# SELECTED PASSAGE
··········
It is estimated that building enough wind turbines able to produce similar energy to one conventional gas powered station costs two to three times more. The EU answer to this is to double energy prices in order to make green energy appear a good and viable option. Prepare to watch your energy bills go through the roof over the next couple of years and buy a Tilley Lamp and a Onesie.

Recent research from Aberdeen University suggests that wind turbines built on land may produce more carbon than they purportedly save. The reasoning behind this is that the turbines are often built on peat moorland and the roads and infrastructure built to erect and service the turbines dries out the peat which in turn gives off the carbon dioxide it has captured into the atmosphere as it dries.

There are no plans at present to build any nuclear power stations. A French company was approached and asked to give an estimate for the designing, building and running of one but the company later pulled out. It would take approximately six years to design and commission a nuclear power station so don't hold your breath on that one. 

Carbon capture technology has been mooted but at present it is only a theoretical idea and has not been proven to be viable.

The EU energy policy is an absolute shambles that is set to force god knows how many people into fuel poverty and it is being pursued with an almost evangelical fervour by our government. Our masters both at national level and within the European Union must be able to see the folly of this policy but the momentum seems unstoppable. 

Without doubt, as a nation and individually we are extremely wasteful of energy and I suspect the EU policy is a long term one of weaning us off the need for the energy we use. sadly it is being foisted on us at a time when we are also being battered with extra punative taxes due to the recession which in turn is due to .............. (Fill in your own blank. Here are a few helpful suggestions: Bankers, Labour Government, Conservative Government, The EU, Capitalism, Communism, The Catholic Church, Gay Marriage, Lack of overnight parking for motorhomes, feckless parents.)
We are doomed I tell you!


----------



## GRWXJR (Feb 26, 2013)

Just think.... if Maggie and the subsequent bang-wagon of leeches (sorry, politicians) hadn't flogged off the power infrastructure network for a microscopic fraction of its replacement value then....

1. The power co's wouldn't be hiking prices to pay the shareholder
2. What we did pay for energy would have been put back into the infrastructure (so even if we paid more, at least (with good management) it'd have been raising the bucks for the maintenance and upgrade of the network, rather than the maintenance and upgrade of the already outrageously wealthy at our expense.
3.  Chances are we wouldn't be needing to put ourselves even further at the mercy of large foreign companies by getting them to build and run our power stations so they can make even more money off the taxpayer and charge us a fortune for our energy.

So once again, the huge co's that have no care for any social responsibility (that's a laugh - our Governments are supposed to look after this aspect, and look what they have done to us - sold everything and made us subservient to the demands and whims of Mr Global-Corp) have even greater control over our destiny.

Sometimes I wish I was a lot more stupid than I am already - at least then I'd be ignorant of the fact that I'm being sold down the river and royally shafted, and my future is looking grim and 'poverty' is a word I can expect to have applied to it.  As I do not have plenty of money and pensions, then I am trapped and cannot escape whatever is going to happen (and it won't be good).


----------



## GRWXJR (Feb 26, 2013)

Just to cheer you up further about your escalating power bills......

After wages, the water co's biggest outgoing is power (its not something we tend to relate to Water, but of course all the pumps and equipment that get you your water run off electricity, so the water co's use a LOT of the stuff).
··········
# RAW DATA
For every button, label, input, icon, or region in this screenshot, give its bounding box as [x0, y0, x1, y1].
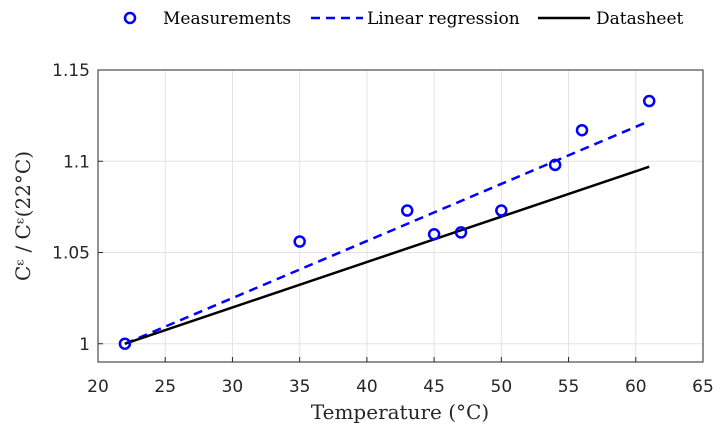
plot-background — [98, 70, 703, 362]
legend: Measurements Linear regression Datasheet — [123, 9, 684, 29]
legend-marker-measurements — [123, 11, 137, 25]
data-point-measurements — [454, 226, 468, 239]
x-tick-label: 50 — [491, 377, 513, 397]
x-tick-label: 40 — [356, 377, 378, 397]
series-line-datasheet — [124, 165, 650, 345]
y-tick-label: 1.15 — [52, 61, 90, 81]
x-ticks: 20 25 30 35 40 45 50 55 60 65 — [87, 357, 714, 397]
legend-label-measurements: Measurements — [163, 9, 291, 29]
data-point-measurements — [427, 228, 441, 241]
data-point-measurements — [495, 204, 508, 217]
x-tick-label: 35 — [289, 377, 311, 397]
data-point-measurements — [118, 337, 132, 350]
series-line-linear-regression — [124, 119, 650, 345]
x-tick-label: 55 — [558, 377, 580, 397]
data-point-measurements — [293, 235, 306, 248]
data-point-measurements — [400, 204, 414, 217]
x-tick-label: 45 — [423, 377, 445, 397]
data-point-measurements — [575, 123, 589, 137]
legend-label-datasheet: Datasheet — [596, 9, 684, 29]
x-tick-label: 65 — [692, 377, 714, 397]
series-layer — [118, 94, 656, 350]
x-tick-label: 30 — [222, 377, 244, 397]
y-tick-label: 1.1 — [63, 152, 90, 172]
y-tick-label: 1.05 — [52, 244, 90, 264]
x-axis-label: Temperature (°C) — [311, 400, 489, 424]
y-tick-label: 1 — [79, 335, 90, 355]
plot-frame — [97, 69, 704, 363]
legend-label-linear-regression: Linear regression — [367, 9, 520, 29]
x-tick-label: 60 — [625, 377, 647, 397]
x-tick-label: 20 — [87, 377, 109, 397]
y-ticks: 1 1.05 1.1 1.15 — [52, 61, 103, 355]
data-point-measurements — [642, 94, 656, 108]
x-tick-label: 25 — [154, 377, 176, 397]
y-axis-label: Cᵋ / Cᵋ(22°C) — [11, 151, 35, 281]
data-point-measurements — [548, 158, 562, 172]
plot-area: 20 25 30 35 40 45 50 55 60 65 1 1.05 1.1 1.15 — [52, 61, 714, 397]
··········
# TASKS TO COMPLETE
(a) Retype the part of the energy policy thread that begins at "Without doubt, as" and stops after "replacement value then....".
(b) Summarize the energy policy thread in two sentences.

# TASK-BY-TASK ANSWERS
(a)
Without doubt, as a nation and individually we are extremely wasteful of energy and I suspect the EU policy is a long term one of weaning us off the need for the energy we use. sadly it is being foisted on us at a time when we are also being battered with extra punative taxes due to the recession which in turn is due to .............. (Fill in your own blank. Here are a few helpful suggestions: Bankers, Labour Government, Conservative Government, The EU, Capitalism, Communism, The Catholic Church, Gay Marriage, Lack of overnight parking for motorhomes, feckless parents.)
We are doomed I tell you!


----------



## GRWXJR (Feb 26, 2013)

Just think.... if Maggie and the subsequent bang-wagon of leeches (sorry, politicians) hadn't flogged off the power infrastructure network for a microscopic fraction of its replacement value then....

(b) The energy policy thread says that building enough wind turbines to match one gas-powered station costs two to three times more, that turbines on peat moorland may release more carbon than they save, that no nuclear stations are planned, that carbon capture remains unproven, and that EU energy policy is set to push many people into fuel poverty. A later post blames the selling off of the power infrastructure network for rising prices and foreign control of power stations, and adds that power is the water companies' biggest outgoing after wages.